For the entries that follow, tally the lines holding the string "make". Give the total and nothing else.
==== Dataset entries ====
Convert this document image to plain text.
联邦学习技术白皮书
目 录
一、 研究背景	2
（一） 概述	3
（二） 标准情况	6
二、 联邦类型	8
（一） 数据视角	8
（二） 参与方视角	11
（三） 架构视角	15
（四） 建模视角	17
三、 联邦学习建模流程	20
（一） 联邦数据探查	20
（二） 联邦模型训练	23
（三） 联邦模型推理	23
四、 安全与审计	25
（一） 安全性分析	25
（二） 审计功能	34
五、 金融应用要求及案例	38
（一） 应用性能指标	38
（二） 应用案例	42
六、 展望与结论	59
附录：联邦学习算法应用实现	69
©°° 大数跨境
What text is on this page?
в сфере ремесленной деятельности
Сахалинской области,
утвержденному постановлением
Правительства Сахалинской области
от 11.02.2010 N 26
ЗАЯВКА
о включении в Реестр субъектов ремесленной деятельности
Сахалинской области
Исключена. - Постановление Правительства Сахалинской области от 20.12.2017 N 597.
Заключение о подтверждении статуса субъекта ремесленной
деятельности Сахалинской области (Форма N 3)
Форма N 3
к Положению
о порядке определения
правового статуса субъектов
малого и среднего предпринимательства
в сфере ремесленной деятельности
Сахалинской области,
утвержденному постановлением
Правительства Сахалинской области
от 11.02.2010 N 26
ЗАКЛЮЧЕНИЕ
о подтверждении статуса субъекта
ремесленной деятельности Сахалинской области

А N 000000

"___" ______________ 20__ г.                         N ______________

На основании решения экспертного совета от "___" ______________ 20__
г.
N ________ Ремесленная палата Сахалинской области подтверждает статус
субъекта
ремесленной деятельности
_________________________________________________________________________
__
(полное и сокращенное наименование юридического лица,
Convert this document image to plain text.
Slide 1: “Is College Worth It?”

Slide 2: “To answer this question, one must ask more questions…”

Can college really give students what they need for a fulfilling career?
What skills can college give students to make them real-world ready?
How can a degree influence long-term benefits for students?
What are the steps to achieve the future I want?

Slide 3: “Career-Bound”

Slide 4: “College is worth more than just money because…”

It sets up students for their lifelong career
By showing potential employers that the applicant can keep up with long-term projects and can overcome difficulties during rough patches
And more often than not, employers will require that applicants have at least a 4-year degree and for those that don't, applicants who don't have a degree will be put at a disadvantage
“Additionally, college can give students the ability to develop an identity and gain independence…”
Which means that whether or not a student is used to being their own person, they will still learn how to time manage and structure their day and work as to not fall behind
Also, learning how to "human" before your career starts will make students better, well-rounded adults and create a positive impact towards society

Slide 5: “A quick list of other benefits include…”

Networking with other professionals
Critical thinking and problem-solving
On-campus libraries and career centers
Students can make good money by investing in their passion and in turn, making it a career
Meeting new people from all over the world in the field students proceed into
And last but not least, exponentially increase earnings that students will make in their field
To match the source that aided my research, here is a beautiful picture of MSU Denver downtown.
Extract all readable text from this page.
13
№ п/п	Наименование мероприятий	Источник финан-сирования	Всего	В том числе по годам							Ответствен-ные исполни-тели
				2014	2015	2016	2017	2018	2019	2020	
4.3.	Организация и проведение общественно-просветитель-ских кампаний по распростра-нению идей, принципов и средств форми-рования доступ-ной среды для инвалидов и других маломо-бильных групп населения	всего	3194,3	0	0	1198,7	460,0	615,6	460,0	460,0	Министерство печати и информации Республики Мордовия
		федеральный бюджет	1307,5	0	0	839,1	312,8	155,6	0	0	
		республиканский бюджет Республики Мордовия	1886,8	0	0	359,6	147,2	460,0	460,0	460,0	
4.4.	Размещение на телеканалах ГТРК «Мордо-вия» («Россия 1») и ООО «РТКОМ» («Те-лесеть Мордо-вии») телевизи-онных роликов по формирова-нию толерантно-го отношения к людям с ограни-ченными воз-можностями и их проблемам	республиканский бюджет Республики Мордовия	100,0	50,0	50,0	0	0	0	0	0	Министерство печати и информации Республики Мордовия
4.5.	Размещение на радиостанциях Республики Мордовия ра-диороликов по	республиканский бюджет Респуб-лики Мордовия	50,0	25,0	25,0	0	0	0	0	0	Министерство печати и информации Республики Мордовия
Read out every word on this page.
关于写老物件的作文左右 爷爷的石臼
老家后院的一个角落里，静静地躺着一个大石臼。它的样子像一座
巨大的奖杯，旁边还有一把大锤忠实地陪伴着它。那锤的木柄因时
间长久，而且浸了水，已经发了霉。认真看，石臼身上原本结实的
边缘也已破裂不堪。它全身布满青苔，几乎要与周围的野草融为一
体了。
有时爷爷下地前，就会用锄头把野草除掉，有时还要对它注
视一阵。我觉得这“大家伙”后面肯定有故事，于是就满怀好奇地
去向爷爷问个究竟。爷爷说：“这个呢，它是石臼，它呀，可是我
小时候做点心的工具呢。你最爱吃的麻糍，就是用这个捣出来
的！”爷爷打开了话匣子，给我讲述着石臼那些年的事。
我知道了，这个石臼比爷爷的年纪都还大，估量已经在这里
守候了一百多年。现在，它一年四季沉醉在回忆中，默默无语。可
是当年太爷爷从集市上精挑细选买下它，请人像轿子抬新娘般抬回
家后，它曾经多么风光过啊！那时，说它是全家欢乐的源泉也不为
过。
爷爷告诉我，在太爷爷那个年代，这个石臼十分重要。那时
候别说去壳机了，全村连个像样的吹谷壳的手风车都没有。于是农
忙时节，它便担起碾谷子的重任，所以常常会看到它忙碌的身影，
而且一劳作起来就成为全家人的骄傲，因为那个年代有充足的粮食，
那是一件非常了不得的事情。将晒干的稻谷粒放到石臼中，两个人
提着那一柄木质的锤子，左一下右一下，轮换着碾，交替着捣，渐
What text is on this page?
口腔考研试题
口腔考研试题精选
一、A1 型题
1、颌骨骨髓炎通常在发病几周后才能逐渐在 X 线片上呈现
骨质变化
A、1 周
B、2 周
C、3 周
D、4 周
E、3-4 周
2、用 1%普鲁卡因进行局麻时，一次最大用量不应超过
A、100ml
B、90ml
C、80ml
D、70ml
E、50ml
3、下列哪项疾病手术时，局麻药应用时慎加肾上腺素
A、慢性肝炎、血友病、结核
====
*Complete answer*:
4